*Do this*
What follows is a listing; restate every line of it word for word.

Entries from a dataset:
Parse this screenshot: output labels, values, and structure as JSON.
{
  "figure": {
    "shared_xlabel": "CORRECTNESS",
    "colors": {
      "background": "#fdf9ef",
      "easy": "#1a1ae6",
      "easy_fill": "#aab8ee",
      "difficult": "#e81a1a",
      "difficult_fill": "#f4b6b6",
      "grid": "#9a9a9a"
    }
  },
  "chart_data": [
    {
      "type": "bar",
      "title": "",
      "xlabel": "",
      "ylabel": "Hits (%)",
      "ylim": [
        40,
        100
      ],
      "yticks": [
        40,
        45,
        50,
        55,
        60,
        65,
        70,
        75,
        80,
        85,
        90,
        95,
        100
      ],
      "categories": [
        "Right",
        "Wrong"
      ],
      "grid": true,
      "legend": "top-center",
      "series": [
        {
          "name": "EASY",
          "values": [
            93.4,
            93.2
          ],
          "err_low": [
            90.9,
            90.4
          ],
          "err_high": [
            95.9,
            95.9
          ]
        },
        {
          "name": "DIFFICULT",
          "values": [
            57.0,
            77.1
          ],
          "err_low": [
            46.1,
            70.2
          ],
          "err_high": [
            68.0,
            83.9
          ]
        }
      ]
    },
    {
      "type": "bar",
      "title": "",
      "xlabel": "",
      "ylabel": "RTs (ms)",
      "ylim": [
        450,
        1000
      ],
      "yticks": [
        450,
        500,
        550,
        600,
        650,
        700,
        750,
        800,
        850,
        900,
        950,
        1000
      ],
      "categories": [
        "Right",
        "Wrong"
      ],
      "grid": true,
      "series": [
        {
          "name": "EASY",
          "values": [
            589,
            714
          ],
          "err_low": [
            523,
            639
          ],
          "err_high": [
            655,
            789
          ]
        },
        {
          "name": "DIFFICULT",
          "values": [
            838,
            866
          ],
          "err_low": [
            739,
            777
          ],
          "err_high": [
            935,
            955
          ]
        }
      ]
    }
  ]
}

*Expected answer*
Parse this screenshot: output labels, values, and structure as JSON.
{
  "figure": {
    "shared_xlabel": "CORRECTNESS",
    "colors": {
      "background": "#fdf9ef",
      "easy": "#1a1ae6",
      "easy_fill": "#aab8ee",
      "difficult": "#e81a1a",
      "difficult_fill": "#f4b6b6",
      "grid": "#9a9a9a"
    }
  },
  "chart_data": [
    {
      "type": "bar",
      "title": "",
      "xlabel": "",
      "ylabel": "Hits (%)",
      "ylim": [
        40,
        100
      ],
      "yticks": [
        40,
        45,
        50,
        55,
        60,
        65,
        70,
        75,
        80,
        85,
        90,
        95,
        100
      ],
      "categories": [
        "Right",
        "Wrong"
      ],
      "grid": true,
      "legend": "top-center",
      "series": [
        {
          "name": "EASY",
          "values": [
            93.4,
            93.2
          ],
          "err_low": [
            90.9,
            90.4
          ],
          "err_high": [
            95.9,
            95.9
          ]
        },
        {
          "name": "DIFFICULT",
          "values": [
            57.0,
            77.1
          ],
          "err_low": [
            46.1,
            70.2
          ],
          "err_high": [
            68.0,
            83.9
          ]
        }
      ]
    },
    {
      "type": "bar",
      "title": "",
      "xlabel": "",
      "ylabel": "RTs (ms)",
      "ylim": [
        450,
        1000
      ],
      "yticks": [
        450,
        500,
        550,
        600,
        650,
        700,
        750,
        800,
        850,
        900,
        950,
        1000
      ],
      "categories": [
        "Right",
        "Wrong"
      ],
      "grid": true,
      "series": [
        {
          "name": "EASY",
          "values": [
            589,
            714
          ],
          "err_low": [
            523,
            639
          ],
          "err_high": [
            655,
            789
          ]
        },
        {
          "name": "DIFFICULT",
          "values": [
            838,
            866
          ],
          "err_low": [
            739,
            777
          ],
          "err_high": [
            935,
            955
          ]
        }
      ]
    }
  ]
}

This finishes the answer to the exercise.